— Begin Excerpted data —

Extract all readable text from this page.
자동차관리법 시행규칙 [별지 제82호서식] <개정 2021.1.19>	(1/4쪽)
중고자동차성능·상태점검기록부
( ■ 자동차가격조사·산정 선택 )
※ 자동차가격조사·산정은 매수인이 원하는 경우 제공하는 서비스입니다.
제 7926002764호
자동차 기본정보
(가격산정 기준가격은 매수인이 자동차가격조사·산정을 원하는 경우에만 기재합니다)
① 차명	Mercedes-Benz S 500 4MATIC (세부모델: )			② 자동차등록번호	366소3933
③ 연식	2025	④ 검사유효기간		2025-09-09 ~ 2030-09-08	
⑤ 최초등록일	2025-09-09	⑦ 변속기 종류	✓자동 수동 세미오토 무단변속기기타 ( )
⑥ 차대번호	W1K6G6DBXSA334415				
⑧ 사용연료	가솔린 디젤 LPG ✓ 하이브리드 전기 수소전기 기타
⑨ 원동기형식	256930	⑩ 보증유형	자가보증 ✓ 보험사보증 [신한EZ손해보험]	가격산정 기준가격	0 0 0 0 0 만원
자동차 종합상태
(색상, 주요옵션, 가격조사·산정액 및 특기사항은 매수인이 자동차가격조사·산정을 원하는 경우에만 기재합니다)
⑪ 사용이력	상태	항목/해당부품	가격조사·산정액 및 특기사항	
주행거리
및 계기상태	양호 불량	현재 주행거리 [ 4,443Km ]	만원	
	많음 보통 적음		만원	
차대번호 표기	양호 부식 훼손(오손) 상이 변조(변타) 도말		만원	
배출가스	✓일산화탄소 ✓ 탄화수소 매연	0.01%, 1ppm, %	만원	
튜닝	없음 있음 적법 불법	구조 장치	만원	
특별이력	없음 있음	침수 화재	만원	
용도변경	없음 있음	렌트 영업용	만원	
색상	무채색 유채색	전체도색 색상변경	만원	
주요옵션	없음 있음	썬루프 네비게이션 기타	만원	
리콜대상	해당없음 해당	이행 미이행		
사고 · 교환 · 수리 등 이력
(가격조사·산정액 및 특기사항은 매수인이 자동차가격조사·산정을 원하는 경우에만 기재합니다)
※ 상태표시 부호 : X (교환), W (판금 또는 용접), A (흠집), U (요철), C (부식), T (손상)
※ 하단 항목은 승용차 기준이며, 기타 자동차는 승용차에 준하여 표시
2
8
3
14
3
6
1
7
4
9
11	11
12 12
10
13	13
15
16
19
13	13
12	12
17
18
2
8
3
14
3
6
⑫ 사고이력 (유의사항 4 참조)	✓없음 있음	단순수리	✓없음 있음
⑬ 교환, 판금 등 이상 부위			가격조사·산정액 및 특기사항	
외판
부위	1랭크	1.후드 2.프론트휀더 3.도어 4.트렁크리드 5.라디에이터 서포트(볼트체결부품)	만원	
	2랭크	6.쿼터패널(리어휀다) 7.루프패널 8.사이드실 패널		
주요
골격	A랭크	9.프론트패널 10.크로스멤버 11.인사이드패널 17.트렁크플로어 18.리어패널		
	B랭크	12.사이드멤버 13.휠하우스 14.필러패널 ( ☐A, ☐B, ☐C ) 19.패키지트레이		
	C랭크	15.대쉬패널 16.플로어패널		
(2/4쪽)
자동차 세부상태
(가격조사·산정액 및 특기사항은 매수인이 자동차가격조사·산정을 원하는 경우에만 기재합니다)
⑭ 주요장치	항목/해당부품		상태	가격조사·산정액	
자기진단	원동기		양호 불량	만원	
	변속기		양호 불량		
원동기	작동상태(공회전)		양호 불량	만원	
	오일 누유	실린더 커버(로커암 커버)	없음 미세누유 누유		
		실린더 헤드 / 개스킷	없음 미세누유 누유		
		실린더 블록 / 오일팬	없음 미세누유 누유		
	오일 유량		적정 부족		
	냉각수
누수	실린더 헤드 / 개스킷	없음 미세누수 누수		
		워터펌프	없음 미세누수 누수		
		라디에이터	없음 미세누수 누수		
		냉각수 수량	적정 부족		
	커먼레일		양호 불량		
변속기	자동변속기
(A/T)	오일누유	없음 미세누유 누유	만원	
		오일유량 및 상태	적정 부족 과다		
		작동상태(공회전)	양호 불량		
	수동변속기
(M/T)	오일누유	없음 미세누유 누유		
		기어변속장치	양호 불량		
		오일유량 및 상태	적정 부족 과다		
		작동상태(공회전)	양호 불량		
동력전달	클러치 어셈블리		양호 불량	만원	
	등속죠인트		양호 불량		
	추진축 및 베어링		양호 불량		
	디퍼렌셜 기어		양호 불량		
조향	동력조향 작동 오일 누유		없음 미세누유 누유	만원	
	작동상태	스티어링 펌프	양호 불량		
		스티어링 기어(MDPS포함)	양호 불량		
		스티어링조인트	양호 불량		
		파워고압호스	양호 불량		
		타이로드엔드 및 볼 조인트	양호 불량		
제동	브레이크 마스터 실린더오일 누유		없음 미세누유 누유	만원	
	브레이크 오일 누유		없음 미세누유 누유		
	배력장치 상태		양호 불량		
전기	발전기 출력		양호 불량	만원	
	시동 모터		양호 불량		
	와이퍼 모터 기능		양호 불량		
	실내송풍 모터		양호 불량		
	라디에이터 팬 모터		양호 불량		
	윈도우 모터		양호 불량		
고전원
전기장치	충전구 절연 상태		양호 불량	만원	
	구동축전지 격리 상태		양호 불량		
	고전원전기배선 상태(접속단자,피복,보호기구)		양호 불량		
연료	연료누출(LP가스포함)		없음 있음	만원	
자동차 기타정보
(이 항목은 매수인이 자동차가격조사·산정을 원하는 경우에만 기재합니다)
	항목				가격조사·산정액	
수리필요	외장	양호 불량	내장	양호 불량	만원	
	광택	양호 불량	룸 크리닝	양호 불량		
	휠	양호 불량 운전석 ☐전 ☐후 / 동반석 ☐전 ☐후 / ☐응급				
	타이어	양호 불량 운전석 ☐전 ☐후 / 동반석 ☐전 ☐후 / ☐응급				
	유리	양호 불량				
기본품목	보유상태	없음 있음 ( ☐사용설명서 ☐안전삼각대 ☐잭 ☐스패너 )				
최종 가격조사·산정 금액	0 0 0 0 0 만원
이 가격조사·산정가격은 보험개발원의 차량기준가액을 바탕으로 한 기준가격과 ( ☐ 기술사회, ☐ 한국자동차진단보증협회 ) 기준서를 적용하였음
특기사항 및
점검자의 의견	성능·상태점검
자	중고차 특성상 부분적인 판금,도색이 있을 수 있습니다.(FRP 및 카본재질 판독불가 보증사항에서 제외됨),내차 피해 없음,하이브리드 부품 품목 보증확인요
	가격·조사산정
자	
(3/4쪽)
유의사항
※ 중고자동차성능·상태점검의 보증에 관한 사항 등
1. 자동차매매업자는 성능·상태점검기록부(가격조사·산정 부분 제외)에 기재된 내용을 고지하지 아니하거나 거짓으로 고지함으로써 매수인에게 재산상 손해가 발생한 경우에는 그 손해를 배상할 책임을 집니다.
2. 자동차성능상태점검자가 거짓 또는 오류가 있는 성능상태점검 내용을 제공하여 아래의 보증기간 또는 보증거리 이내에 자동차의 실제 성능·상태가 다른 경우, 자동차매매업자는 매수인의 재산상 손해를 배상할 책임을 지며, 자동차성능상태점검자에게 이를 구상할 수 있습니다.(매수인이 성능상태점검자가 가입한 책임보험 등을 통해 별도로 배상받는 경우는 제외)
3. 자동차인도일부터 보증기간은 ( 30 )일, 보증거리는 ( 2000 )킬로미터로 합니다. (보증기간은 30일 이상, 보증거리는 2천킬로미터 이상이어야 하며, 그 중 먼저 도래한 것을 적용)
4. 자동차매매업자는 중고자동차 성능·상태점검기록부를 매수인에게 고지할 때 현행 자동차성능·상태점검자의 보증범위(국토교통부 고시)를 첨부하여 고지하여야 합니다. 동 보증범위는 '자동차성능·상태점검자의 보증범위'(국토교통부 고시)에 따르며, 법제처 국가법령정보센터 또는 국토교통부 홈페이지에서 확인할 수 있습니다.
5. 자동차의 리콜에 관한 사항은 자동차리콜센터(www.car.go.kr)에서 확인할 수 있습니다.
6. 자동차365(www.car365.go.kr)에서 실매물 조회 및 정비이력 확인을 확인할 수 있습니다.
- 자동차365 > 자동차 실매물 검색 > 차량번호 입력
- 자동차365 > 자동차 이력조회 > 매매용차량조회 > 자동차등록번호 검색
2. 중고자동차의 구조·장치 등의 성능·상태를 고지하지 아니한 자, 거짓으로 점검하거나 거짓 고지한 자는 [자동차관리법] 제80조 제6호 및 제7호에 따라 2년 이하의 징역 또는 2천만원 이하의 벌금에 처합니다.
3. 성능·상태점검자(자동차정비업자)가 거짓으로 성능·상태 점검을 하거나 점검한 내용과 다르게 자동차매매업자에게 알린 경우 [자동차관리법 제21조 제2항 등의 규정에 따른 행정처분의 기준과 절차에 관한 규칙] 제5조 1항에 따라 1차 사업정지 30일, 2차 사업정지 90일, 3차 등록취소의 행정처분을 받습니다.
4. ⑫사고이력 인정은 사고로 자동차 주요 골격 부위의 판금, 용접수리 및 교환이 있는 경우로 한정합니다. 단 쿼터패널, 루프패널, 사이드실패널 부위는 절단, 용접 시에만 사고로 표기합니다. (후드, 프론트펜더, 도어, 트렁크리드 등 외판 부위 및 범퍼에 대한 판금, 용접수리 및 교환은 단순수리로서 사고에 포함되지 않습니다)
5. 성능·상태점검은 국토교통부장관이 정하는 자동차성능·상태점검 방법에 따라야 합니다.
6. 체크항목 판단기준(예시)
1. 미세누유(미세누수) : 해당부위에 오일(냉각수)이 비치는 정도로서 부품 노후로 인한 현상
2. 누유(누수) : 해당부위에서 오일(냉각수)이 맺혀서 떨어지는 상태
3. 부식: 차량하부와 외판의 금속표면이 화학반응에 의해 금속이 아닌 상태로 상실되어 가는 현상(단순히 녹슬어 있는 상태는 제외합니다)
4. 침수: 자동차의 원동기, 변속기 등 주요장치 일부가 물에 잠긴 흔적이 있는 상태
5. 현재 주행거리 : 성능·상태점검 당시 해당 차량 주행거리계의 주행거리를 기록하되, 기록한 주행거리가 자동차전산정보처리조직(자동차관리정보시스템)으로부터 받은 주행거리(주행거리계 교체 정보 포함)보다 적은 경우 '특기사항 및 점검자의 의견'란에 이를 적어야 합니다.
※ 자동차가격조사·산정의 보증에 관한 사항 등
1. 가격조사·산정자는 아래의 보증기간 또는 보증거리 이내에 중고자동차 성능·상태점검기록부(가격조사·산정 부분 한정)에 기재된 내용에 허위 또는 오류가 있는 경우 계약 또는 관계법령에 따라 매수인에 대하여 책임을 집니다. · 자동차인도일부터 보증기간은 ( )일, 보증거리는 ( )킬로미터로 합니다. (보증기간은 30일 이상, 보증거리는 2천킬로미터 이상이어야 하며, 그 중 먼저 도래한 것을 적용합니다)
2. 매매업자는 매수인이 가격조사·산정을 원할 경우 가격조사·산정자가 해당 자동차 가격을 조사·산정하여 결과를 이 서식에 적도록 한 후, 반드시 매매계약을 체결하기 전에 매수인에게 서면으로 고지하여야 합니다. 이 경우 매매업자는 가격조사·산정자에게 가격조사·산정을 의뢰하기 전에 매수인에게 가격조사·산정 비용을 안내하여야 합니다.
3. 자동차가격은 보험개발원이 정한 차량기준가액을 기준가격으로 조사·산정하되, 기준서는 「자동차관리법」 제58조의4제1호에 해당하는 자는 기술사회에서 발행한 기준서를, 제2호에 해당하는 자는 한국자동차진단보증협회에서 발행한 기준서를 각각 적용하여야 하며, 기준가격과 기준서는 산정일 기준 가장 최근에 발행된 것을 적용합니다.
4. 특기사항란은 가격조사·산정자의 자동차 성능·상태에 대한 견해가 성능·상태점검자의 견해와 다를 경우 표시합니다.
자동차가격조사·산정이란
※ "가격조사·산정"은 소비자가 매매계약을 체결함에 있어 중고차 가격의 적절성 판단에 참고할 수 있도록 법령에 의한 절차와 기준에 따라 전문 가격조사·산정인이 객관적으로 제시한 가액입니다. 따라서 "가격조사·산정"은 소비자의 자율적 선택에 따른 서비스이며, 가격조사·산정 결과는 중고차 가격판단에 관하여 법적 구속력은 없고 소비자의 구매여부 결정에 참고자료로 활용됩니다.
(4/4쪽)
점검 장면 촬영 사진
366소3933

— End Excerpted data —

● **Prompt**:
Select every line of the material above holding the word "하이브리드" and copy it.

● **Solution for this task**:
⑧ 사용연료	가솔린 디젤 LPG ✓ 하이브리드 전기 수소전기 기타
자	중고차 특성상 부분적인 판금,도색이 있을 수 있습니다.(FRP 및 카본재질 판독불가 보증사항에서 제외됨),내차 피해 없음,하이브리드 부품 품목 보증확인요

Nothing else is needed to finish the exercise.